**DOCUMENT EXTRACT**.
----------
We show that cCK-18 could also be a useful diagnostic biomarker that distinguishes IPF from chronic HP and NSIP, independent of age, gender, smoking, disease severity, and other baseline variables. A recent small study found that cCK-18 may also be elevated in the serum of patients with organizing pneumonia . The clinical importance of this finding is uncertain, given that IPF and organizing pneumonia have unique clinical and radiological features . We used chronic HP and idiopathic fibrotic NSIP as disease controls because the clinical, radiologic, and pathologic features of chronic HP and fibrotic NSIP often have substantial overlap with IPF [15, 16, 18, 19]. Distinguishing IPF from HP and NSIP often requires a surgical lung biopsy, a procedure that carries substantial risk [15, 16]. If confirmed in other cohorts, a serum biomarker, such as cCK-18, that distinguishes IPF from other fibrotic ILDs may reduce the need for lung biopsy.
----------
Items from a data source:
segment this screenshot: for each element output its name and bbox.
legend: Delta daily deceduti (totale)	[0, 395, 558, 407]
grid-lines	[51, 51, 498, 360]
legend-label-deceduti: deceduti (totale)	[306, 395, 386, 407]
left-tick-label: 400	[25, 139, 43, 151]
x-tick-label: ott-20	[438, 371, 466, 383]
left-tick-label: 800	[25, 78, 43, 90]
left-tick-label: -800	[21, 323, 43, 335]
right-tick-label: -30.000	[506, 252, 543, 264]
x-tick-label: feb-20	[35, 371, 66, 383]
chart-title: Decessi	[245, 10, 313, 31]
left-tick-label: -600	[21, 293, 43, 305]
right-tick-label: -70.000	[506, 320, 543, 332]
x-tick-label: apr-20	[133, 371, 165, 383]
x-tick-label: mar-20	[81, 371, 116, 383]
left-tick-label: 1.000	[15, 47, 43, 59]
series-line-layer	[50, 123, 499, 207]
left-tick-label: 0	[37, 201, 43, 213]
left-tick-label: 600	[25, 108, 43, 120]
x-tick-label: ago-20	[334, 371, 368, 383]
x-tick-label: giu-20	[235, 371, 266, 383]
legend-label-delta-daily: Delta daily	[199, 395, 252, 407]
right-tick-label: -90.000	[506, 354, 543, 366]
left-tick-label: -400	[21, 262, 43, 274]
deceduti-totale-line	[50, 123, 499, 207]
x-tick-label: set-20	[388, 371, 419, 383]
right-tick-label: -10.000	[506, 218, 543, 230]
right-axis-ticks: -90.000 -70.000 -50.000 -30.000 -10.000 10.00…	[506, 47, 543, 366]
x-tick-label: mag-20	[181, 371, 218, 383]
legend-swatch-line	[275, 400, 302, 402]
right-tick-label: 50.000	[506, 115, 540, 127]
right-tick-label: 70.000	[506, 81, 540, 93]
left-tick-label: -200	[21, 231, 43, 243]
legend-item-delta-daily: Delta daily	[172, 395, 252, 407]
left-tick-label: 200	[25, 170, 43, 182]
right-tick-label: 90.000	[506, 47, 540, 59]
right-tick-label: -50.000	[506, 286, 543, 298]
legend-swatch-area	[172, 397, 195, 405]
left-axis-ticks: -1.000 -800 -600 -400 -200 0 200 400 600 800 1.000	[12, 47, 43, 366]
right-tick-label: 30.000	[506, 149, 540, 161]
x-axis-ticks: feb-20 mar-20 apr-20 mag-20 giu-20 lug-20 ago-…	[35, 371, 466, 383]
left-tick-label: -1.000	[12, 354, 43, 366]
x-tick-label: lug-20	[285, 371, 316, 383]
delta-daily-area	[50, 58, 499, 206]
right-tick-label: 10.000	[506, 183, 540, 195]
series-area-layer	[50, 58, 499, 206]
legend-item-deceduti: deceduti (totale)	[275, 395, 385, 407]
----------
**WHAT THIS EXERCISE ASKS**.
A - In the text on cCK-18 in IPF, why were chronic HP and idiopathic fibrotic NSIP chosen as disease controls? Answer in one to three sentences.
B - Continue the text on cCK-18 in IPF from where it stops.

**RESPONSES PER TASK**.
A - They were chosen because the clinical, radiologic, and pathologic features of chronic HP and fibrotic NSIP often overlap substantially with those of IPF.

B -
Serum cCK-18 was not associated with severity or progression of IPF. This conflicts with a previous study that showed cCK-18 correlated with physiologic measures in patients with a variety of ILDs . Several possibilities could explain the lack of association seen our study. First, cCK-18 was measured at a single time point. This single measurement may not be representative of activation of the UPR or apoptosis over the course of an individual’s disease. Second, circulating levels of cCK-18 likely reflect the sum of a complex interplay of physiological processes (i.e. production, clearance, metabolism), each of which may impact the cCK-18 level differently in individual patients. In addition, physiologic progression was measured over a time interval of 6-months after cCK-18 measurement, and cCK-18 level might reflect disease activity and progression on a more limited time scale (e.g. days or weeks). Third, although data were adjusted for several clinical and physiologic variables, other confounders may have been present, including occult conditions, unrelated to IPF, that could cause apoptosis of AECs. cCK-18 was also not elevated in the serum of patients during acute exacerbation of IPF. This may suggest that AEC apoptosis is not a prominent feature of acute exacerbation, however this finding requires further study as there was a trend for higher serum levels of cCK-18 in patients during acute exacerbation of IPF. Finally, we also were unable to detect cCK-18 in BAL fluid in patients with IPF. The reason for this is unknown, but may relate to dilution that occurs during the BAL procedure or to different metabolism of cCK-18 in the alveoli compared to the serum.